[start of DATA SUPPLIED]
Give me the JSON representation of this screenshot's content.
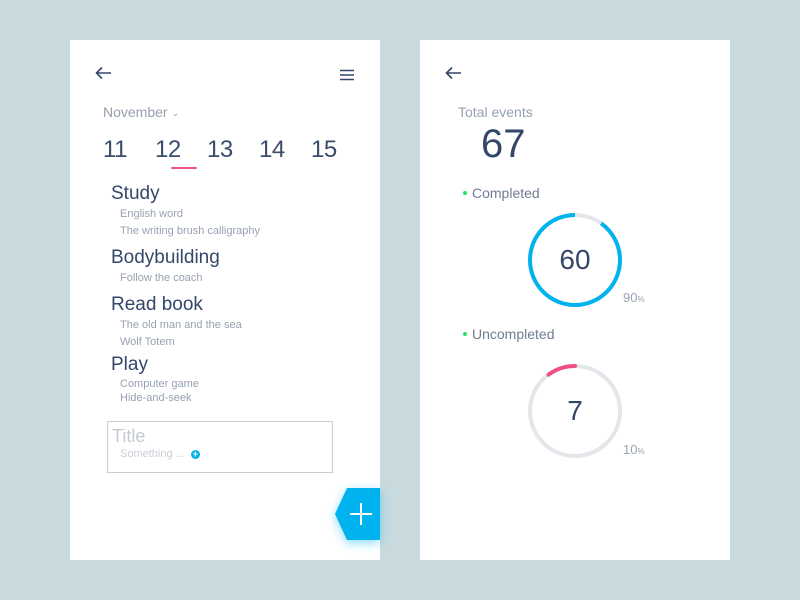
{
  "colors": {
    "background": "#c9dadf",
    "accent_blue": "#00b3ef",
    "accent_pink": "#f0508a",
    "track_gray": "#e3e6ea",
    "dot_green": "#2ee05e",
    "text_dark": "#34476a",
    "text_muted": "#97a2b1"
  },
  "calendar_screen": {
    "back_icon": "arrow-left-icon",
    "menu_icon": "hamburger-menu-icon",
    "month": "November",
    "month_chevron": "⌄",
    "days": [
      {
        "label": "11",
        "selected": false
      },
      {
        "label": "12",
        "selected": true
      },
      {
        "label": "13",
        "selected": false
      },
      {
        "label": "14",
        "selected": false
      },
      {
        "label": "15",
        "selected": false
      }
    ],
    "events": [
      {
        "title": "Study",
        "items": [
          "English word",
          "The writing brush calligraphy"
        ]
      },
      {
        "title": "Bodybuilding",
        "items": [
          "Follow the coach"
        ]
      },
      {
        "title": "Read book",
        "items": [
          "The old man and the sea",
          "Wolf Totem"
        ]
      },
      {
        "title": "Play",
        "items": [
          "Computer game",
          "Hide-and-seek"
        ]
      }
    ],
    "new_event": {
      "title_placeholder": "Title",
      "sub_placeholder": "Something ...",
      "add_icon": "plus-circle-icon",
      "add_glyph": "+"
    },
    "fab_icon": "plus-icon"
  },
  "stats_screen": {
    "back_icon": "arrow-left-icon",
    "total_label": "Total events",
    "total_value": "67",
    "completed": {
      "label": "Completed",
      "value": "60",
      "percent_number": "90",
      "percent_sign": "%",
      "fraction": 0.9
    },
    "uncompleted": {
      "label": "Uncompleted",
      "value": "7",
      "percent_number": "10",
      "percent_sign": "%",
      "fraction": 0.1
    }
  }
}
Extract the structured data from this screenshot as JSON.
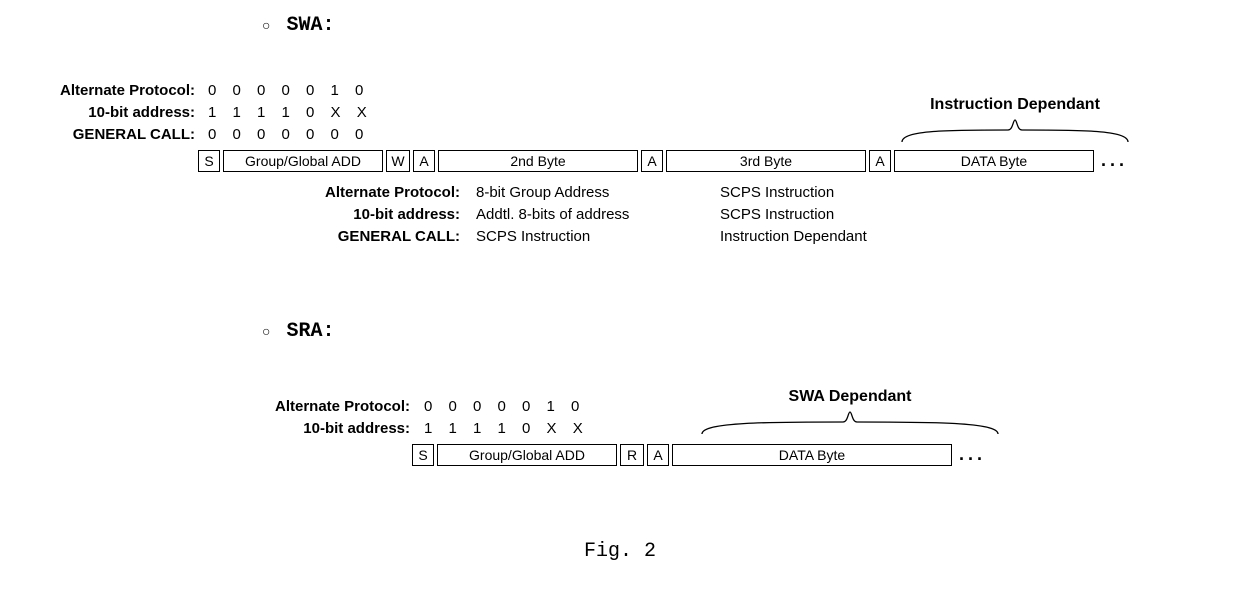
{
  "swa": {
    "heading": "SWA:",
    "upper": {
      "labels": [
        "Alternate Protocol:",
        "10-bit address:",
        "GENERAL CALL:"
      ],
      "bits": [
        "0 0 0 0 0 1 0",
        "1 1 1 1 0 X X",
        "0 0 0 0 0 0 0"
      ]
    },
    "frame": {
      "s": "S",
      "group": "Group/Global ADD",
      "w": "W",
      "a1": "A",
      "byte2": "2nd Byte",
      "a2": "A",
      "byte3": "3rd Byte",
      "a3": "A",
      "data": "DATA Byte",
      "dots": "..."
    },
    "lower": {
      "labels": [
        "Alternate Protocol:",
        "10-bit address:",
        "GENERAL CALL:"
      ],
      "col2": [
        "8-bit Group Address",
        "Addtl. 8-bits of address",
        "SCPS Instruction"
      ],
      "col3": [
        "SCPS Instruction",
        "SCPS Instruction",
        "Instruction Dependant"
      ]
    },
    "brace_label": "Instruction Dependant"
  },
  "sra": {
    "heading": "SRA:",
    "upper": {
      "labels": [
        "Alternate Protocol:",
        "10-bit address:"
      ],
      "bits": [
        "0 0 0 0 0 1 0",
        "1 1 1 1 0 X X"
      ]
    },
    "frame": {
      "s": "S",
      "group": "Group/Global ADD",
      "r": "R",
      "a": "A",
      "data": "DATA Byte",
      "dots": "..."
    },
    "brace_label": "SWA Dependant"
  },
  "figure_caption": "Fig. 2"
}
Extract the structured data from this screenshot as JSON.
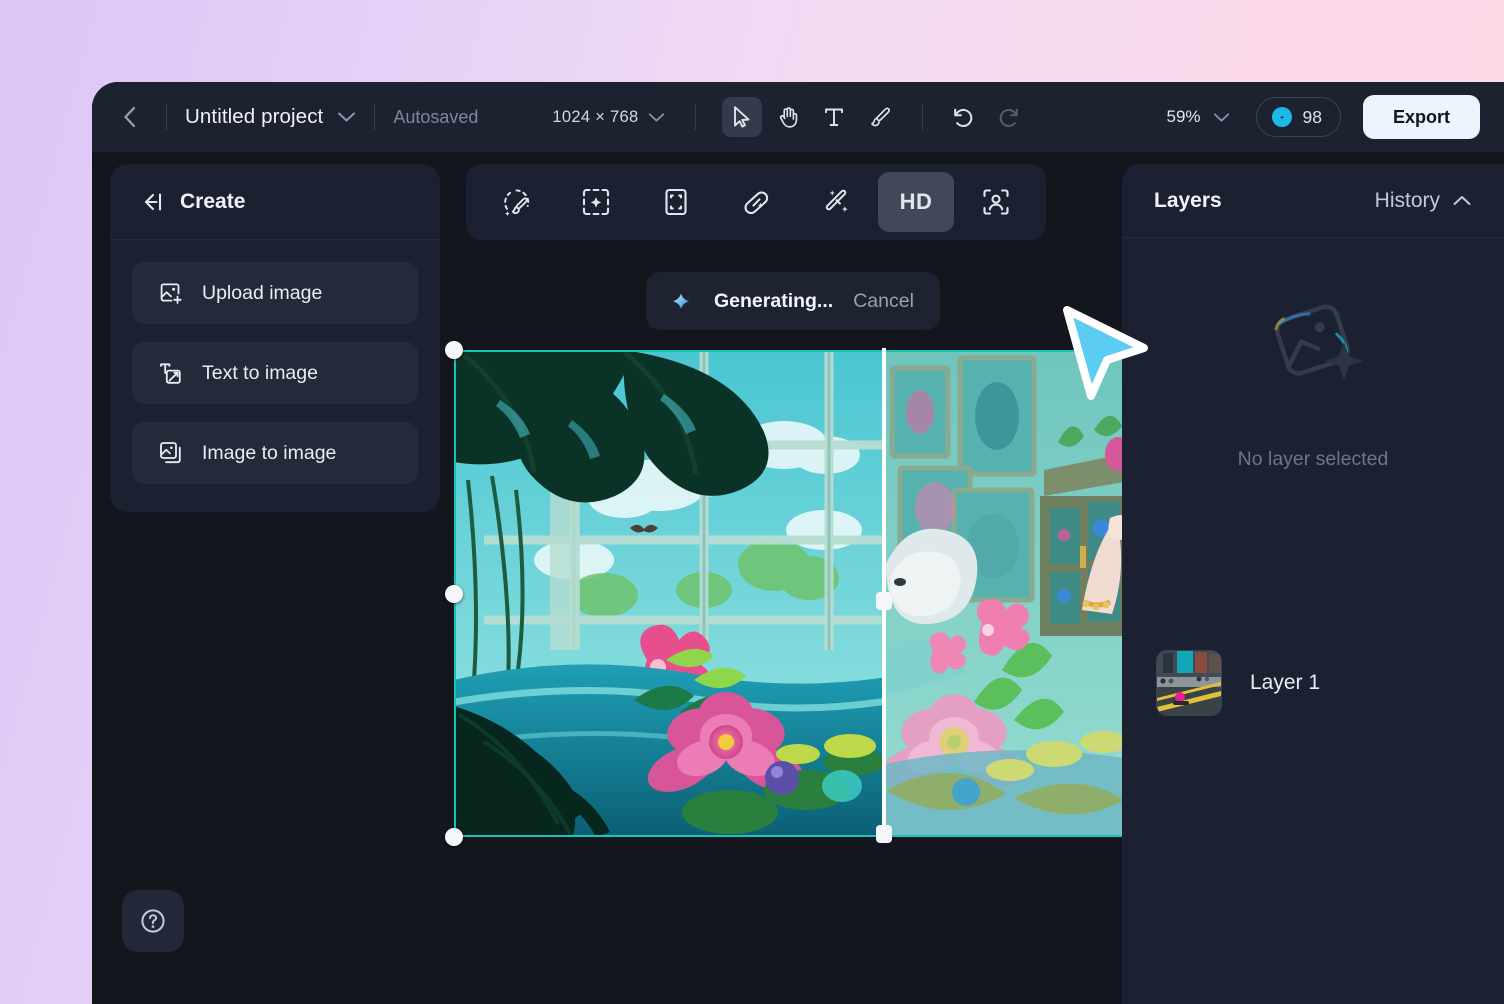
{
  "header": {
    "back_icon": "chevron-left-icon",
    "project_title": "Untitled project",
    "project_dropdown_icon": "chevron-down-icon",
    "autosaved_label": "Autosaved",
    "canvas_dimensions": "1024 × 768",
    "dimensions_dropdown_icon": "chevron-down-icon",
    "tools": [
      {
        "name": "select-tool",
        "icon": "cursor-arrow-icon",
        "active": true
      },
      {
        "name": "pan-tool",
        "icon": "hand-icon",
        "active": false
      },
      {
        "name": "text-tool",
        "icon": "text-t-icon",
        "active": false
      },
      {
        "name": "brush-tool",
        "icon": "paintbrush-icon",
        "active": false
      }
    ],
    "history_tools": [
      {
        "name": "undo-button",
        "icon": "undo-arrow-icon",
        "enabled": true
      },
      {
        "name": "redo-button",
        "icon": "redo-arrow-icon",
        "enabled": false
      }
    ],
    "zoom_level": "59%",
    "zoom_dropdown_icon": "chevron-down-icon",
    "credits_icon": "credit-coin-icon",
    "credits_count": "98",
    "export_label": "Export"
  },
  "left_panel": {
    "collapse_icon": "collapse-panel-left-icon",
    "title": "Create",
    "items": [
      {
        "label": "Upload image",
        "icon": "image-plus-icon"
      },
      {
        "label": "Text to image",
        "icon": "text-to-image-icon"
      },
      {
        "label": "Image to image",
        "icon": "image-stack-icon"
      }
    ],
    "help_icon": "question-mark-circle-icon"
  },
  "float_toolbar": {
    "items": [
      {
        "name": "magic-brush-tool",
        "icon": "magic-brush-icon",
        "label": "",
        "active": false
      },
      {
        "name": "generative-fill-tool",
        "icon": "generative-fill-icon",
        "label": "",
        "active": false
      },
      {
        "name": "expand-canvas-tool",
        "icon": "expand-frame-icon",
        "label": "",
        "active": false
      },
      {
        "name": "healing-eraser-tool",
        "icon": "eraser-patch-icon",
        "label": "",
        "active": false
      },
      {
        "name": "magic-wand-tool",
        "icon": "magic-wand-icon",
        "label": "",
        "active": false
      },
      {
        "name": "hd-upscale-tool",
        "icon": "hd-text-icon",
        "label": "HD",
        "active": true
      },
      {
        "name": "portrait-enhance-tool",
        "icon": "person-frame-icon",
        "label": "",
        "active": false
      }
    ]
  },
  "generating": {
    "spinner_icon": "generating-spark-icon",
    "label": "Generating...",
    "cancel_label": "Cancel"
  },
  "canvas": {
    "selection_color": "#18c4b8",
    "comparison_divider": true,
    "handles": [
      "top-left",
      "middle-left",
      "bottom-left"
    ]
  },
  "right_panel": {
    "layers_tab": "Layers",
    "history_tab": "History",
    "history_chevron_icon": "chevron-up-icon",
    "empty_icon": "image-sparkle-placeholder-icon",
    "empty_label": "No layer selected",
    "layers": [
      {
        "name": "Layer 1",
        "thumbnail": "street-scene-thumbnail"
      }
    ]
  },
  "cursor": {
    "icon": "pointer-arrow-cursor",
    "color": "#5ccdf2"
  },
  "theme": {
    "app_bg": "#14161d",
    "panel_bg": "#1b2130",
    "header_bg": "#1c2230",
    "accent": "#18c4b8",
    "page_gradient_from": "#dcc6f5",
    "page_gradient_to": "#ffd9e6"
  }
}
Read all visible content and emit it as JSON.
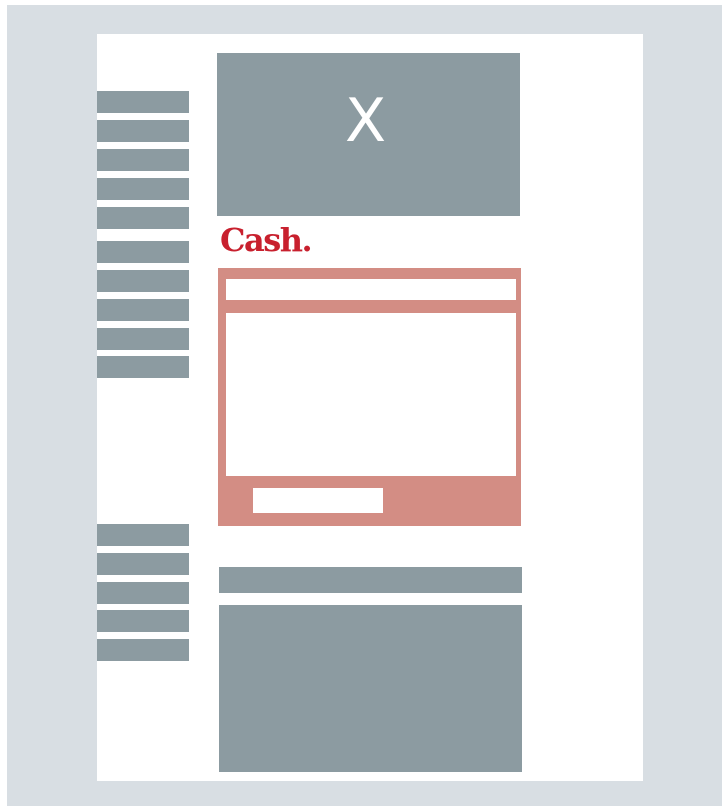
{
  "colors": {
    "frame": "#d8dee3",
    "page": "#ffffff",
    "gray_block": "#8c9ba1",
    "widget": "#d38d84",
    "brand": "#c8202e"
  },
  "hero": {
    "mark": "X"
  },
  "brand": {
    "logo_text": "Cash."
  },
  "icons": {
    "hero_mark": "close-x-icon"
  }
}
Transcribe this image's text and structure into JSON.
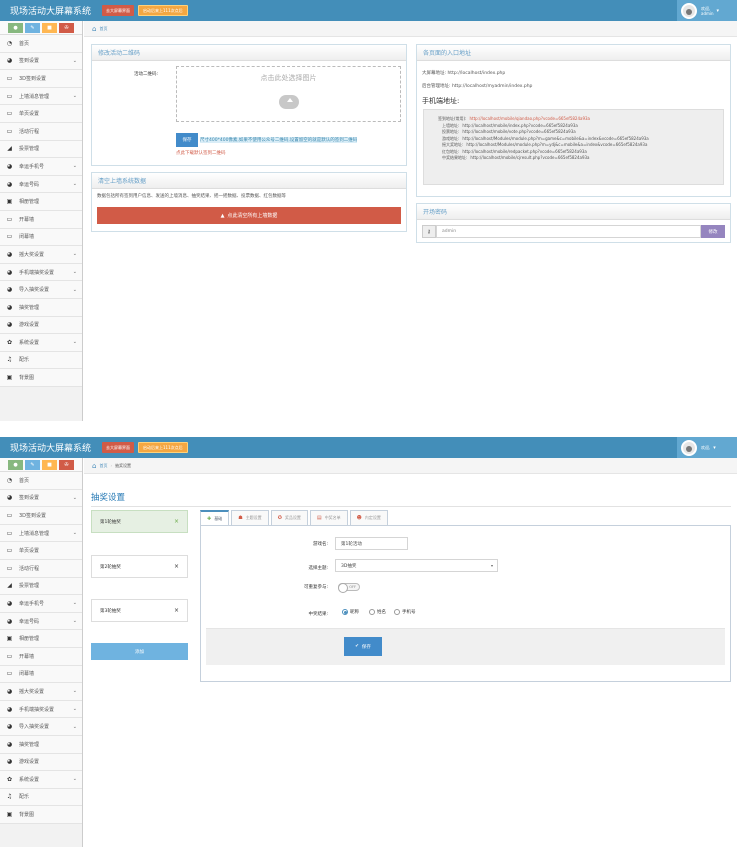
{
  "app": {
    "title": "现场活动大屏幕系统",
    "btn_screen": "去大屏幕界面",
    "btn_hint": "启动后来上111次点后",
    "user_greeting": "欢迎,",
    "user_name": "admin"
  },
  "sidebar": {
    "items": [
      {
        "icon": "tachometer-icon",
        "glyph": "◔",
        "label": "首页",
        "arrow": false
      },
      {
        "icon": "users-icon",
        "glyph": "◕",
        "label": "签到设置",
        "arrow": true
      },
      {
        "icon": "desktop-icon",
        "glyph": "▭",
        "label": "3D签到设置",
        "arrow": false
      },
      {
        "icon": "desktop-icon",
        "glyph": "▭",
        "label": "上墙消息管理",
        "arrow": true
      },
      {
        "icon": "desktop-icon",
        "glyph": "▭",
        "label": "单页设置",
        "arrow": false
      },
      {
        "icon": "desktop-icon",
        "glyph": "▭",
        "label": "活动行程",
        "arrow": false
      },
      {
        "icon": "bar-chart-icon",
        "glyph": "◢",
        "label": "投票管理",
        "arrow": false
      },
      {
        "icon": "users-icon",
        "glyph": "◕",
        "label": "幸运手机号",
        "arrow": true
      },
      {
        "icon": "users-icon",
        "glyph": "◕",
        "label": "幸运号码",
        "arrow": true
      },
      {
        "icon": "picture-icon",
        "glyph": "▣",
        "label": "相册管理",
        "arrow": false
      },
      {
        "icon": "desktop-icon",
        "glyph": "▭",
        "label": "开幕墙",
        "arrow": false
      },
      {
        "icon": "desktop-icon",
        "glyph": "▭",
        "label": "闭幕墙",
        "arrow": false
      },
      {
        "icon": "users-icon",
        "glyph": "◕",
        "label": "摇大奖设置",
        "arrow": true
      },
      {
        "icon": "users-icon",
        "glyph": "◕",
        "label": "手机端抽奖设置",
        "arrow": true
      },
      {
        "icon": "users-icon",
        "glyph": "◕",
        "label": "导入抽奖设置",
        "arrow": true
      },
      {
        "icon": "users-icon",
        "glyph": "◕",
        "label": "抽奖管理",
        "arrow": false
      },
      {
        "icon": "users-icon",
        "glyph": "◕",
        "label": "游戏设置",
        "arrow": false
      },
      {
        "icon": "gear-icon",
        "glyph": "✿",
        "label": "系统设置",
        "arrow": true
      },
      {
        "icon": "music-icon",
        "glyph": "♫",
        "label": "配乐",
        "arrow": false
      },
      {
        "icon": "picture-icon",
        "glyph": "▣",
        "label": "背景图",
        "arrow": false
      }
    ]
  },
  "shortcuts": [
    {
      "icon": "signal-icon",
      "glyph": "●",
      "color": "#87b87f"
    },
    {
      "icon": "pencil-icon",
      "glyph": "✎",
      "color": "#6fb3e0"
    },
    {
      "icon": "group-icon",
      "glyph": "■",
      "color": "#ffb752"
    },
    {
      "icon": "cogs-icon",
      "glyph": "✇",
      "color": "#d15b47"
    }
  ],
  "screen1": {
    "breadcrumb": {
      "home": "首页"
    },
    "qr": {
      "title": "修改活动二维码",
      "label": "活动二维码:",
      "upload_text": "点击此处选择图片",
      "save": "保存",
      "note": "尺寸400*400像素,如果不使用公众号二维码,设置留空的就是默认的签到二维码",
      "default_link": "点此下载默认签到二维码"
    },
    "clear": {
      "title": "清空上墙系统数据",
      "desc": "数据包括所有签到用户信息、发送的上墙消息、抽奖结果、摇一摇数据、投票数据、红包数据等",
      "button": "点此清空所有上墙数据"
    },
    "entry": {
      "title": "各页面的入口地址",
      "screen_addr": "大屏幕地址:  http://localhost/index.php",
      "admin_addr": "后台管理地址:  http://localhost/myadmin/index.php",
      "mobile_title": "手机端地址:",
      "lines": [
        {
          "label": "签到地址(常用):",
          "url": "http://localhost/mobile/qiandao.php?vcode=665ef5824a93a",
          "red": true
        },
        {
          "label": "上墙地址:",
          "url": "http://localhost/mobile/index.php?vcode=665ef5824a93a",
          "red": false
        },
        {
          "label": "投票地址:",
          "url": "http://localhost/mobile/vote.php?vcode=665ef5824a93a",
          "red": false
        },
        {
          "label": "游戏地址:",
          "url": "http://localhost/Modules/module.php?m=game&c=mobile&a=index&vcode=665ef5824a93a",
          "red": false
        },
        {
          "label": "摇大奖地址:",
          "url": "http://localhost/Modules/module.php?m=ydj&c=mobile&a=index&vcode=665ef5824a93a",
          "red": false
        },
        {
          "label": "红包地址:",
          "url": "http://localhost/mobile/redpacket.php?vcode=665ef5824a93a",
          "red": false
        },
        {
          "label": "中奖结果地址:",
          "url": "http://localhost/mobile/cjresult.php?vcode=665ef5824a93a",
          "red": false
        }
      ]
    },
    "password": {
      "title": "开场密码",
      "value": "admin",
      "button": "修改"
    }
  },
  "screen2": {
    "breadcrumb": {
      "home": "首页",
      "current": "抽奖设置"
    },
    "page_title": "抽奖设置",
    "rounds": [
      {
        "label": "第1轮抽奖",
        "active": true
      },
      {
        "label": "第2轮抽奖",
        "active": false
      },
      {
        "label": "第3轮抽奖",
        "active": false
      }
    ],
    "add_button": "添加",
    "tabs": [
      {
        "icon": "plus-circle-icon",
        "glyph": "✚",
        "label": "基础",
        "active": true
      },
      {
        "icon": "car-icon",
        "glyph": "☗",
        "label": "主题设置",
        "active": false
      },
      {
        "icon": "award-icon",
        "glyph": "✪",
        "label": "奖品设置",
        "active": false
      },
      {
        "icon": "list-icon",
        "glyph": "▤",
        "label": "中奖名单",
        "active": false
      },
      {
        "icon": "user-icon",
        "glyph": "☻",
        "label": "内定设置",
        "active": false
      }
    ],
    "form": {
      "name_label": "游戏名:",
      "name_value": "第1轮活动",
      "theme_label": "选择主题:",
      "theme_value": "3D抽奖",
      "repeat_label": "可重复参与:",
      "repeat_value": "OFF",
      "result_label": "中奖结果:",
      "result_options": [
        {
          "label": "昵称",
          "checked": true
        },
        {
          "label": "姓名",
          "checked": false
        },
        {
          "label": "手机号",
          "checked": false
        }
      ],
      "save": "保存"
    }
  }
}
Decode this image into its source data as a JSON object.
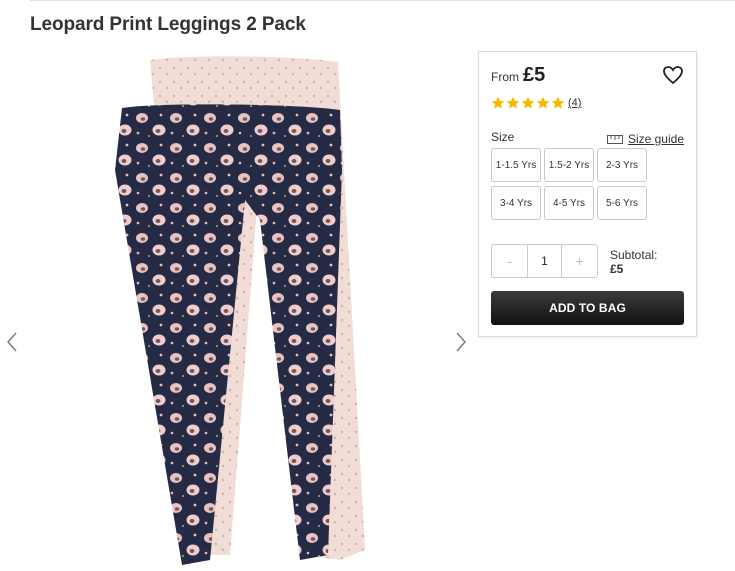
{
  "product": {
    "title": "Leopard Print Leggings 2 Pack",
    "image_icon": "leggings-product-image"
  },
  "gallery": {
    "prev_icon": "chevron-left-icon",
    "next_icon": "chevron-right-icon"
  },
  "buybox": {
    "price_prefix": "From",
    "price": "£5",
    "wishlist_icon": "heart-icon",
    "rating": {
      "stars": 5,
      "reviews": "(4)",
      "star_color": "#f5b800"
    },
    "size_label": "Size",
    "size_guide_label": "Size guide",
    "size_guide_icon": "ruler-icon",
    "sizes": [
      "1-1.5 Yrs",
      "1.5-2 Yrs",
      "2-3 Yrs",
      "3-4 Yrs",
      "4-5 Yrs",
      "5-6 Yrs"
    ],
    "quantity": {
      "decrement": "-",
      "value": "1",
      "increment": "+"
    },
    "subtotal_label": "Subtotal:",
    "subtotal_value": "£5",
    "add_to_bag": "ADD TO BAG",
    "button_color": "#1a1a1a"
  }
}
[end of DATA SUPPLIED]
[PROBLEM DETAILS] Gather up the lines that contain the word "Modules".

[SOLUTION TO THE PROBLEM]
          "url": "http://localhost/Modules/module.php?m=game&c=mobile&a=index&vcode=665ef5824a93a",
          "url": "http://localhost/Modules/module.php?m=ydj&c=mobile&a=index&vcode=665ef5824a93a",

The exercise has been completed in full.